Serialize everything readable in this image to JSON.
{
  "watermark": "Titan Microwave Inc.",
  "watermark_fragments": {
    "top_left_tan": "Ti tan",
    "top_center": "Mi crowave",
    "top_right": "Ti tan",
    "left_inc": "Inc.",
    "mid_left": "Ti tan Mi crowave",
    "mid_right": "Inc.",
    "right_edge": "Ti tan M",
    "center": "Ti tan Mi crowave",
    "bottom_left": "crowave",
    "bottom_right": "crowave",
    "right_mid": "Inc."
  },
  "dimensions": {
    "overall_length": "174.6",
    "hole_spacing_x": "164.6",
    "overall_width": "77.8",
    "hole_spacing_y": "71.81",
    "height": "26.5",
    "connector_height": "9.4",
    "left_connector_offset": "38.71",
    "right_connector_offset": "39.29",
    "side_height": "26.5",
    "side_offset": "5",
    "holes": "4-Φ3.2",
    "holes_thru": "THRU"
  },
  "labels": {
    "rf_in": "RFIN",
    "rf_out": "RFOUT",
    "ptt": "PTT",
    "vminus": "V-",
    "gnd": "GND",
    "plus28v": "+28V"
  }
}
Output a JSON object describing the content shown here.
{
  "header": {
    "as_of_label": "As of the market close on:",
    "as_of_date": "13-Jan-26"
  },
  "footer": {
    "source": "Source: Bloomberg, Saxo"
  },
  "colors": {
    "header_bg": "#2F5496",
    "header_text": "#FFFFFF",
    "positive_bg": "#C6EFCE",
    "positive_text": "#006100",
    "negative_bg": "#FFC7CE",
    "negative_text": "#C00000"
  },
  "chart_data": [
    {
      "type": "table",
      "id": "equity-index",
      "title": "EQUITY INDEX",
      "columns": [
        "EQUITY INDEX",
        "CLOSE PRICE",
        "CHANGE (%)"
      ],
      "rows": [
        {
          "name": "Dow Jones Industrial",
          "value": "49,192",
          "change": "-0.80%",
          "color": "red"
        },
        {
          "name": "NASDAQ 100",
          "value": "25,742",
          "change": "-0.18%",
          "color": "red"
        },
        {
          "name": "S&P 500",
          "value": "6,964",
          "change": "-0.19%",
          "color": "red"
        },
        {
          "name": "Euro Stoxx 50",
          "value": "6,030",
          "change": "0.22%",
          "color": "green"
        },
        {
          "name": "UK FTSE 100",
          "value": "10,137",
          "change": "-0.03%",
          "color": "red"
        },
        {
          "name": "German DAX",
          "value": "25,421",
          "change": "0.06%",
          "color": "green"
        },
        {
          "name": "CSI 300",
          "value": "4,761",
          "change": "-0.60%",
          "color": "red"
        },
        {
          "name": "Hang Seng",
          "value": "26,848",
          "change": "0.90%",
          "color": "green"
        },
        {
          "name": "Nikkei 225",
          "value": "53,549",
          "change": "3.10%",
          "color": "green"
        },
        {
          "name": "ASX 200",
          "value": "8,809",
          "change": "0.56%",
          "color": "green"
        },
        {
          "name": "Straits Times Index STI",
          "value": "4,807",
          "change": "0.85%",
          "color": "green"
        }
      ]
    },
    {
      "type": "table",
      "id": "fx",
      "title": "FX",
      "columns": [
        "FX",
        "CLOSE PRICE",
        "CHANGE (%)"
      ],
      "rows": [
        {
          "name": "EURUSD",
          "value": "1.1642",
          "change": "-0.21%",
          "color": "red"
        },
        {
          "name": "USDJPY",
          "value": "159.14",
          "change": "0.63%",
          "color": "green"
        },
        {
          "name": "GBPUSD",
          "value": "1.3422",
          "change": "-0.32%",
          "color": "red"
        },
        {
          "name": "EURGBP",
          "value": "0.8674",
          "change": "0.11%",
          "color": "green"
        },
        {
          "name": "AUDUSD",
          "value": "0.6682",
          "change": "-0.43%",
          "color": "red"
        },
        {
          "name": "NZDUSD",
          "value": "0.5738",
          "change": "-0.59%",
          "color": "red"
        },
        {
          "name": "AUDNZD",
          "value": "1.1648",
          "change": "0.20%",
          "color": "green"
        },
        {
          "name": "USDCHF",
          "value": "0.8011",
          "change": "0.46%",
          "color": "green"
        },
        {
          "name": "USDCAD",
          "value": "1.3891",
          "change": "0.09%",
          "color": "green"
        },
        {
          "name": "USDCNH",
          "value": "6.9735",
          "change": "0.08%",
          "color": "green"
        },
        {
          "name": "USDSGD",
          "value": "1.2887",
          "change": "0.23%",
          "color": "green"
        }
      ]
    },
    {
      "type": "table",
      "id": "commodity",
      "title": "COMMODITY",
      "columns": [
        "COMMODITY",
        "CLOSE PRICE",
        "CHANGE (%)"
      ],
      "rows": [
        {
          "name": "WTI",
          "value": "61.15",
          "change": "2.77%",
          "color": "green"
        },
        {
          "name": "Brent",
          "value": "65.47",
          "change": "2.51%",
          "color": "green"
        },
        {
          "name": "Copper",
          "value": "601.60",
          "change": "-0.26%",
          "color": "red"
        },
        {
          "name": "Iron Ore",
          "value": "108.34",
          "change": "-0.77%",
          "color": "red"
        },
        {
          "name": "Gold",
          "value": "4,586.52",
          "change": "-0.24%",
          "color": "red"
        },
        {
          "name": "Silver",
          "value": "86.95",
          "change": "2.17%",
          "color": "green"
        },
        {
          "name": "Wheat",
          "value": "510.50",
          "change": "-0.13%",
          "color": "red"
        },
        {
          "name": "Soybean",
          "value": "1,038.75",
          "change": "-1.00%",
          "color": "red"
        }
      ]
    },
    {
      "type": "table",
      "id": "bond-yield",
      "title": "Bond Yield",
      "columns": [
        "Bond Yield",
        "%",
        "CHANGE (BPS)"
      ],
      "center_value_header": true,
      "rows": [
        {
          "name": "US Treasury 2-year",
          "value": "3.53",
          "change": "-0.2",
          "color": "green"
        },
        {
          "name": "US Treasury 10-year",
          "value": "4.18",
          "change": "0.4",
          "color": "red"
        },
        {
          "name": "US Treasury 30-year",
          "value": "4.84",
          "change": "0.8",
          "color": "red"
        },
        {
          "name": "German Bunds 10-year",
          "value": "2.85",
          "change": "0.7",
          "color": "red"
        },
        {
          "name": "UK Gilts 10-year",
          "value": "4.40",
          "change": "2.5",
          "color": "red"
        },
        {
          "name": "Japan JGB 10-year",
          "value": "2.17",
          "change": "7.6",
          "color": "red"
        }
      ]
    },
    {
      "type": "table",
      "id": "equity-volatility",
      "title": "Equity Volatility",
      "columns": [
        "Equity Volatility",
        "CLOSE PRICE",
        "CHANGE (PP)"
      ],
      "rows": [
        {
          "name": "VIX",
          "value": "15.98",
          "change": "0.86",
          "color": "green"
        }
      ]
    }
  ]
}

What you will do: From the listing, copy every line where the string "Treasury" appears.

Solution below:
          "name": "US Treasury 2-year",
          "name": "US Treasury 10-year",
          "name": "US Treasury 30-year",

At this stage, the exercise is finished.